start Records shown
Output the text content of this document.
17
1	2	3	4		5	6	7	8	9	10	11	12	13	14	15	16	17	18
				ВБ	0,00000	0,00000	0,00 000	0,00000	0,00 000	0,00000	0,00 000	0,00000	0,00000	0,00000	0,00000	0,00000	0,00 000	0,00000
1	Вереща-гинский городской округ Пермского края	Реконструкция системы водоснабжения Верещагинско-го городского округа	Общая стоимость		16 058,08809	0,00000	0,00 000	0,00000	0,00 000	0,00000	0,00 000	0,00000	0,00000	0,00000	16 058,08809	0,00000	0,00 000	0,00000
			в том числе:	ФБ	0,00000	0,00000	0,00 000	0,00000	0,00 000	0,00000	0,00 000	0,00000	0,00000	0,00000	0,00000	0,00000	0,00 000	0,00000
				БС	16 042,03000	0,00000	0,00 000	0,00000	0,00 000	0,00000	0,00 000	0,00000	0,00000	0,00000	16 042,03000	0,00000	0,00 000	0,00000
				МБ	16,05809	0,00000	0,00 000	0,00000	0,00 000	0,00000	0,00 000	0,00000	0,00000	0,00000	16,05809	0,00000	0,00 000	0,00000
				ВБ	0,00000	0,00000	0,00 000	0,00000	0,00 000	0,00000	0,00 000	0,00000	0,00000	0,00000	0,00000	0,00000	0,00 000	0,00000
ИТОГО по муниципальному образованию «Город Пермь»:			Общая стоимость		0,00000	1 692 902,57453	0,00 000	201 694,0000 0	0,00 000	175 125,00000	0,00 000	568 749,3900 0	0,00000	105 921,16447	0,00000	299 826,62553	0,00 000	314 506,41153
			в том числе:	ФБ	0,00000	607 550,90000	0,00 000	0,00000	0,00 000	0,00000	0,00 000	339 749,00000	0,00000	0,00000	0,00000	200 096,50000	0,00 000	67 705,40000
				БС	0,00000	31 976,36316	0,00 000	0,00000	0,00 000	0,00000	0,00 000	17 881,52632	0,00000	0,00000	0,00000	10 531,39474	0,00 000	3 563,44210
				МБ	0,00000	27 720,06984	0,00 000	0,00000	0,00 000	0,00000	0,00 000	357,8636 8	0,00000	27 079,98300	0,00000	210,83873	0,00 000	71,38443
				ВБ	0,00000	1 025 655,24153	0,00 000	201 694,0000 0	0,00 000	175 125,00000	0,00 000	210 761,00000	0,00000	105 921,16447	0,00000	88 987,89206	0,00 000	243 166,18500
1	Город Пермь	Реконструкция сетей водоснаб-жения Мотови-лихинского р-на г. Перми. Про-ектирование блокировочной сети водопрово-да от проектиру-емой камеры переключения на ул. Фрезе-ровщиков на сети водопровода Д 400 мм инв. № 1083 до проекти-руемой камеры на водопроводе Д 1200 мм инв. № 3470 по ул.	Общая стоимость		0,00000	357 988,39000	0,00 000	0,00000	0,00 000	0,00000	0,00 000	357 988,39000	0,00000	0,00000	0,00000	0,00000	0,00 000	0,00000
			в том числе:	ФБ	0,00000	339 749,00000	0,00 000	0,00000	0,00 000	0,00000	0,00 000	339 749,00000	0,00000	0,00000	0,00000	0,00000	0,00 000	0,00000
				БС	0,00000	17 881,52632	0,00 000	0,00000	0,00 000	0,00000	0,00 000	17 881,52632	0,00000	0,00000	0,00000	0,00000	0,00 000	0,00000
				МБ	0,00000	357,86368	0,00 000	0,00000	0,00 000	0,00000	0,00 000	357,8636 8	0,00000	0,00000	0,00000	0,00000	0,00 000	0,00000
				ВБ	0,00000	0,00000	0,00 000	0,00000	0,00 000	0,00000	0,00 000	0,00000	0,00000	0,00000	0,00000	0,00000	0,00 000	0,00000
end Records shown
### What needs to be done
Reproduce every line of the material above exactly.

### The result
Output the text content of this document.
17
1	2	3	4		5	6	7	8	9	10	11	12	13	14	15	16	17	18
				ВБ	0,00000	0,00000	0,00 000	0,00000	0,00 000	0,00000	0,00 000	0,00000	0,00000	0,00000	0,00000	0,00000	0,00 000	0,00000
1	Вереща-гинский городской округ Пермского края	Реконструкция системы водоснабжения Верещагинско-го городского округа	Общая стоимость		16 058,08809	0,00000	0,00 000	0,00000	0,00 000	0,00000	0,00 000	0,00000	0,00000	0,00000	16 058,08809	0,00000	0,00 000	0,00000
			в том числе:	ФБ	0,00000	0,00000	0,00 000	0,00000	0,00 000	0,00000	0,00 000	0,00000	0,00000	0,00000	0,00000	0,00000	0,00 000	0,00000
				БС	16 042,03000	0,00000	0,00 000	0,00000	0,00 000	0,00000	0,00 000	0,00000	0,00000	0,00000	16 042,03000	0,00000	0,00 000	0,00000
				МБ	16,05809	0,00000	0,00 000	0,00000	0,00 000	0,00000	0,00 000	0,00000	0,00000	0,00000	16,05809	0,00000	0,00 000	0,00000
				ВБ	0,00000	0,00000	0,00 000	0,00000	0,00 000	0,00000	0,00 000	0,00000	0,00000	0,00000	0,00000	0,00000	0,00 000	0,00000
ИТОГО по муниципальному образованию «Город Пермь»:			Общая стоимость		0,00000	1 692 902,57453	0,00 000	201 694,0000 0	0,00 000	175 125,00000	0,00 000	568 749,3900 0	0,00000	105 921,16447	0,00000	299 826,62553	0,00 000	314 506,41153
			в том числе:	ФБ	0,00000	607 550,90000	0,00 000	0,00000	0,00 000	0,00000	0,00 000	339 749,00000	0,00000	0,00000	0,00000	200 096,50000	0,00 000	67 705,40000
				БС	0,00000	31 976,36316	0,00 000	0,00000	0,00 000	0,00000	0,00 000	17 881,52632	0,00000	0,00000	0,00000	10 531,39474	0,00 000	3 563,44210
				МБ	0,00000	27 720,06984	0,00 000	0,00000	0,00 000	0,00000	0,00 000	357,8636 8	0,00000	27 079,98300	0,00000	210,83873	0,00 000	71,38443
				ВБ	0,00000	1 025 655,24153	0,00 000	201 694,0000 0	0,00 000	175 125,00000	0,00 000	210 761,00000	0,00000	105 921,16447	0,00000	88 987,89206	0,00 000	243 166,18500
1	Город Пермь	Реконструкция сетей водоснаб-жения Мотови-лихинского р-на г. Перми. Про-ектирование блокировочной сети водопрово-да от проектиру-емой камеры переключения на ул. Фрезе-ровщиков на сети водопровода Д 400 мм инв. № 1083 до проекти-руемой камеры на водопроводе Д 1200 мм инв. № 3470 по ул.	Общая стоимость		0,00000	357 988,39000	0,00 000	0,00000	0,00 000	0,00000	0,00 000	357 988,39000	0,00000	0,00000	0,00000	0,00000	0,00 000	0,00000
			в том числе:	ФБ	0,00000	339 749,00000	0,00 000	0,00000	0,00 000	0,00000	0,00 000	339 749,00000	0,00000	0,00000	0,00000	0,00000	0,00 000	0,00000
				БС	0,00000	17 881,52632	0,00 000	0,00000	0,00 000	0,00000	0,00 000	17 881,52632	0,00000	0,00000	0,00000	0,00000	0,00 000	0,00000
				МБ	0,00000	357,86368	0,00 000	0,00000	0,00 000	0,00000	0,00 000	357,8636 8	0,00000	0,00000	0,00000	0,00000	0,00 000	0,00000
				ВБ	0,00000	0,00000	0,00 000	0,00000	0,00 000	0,00000	0,00 000	0,00000	0,00000	0,00000	0,00000	0,00000	0,00 000	0,00000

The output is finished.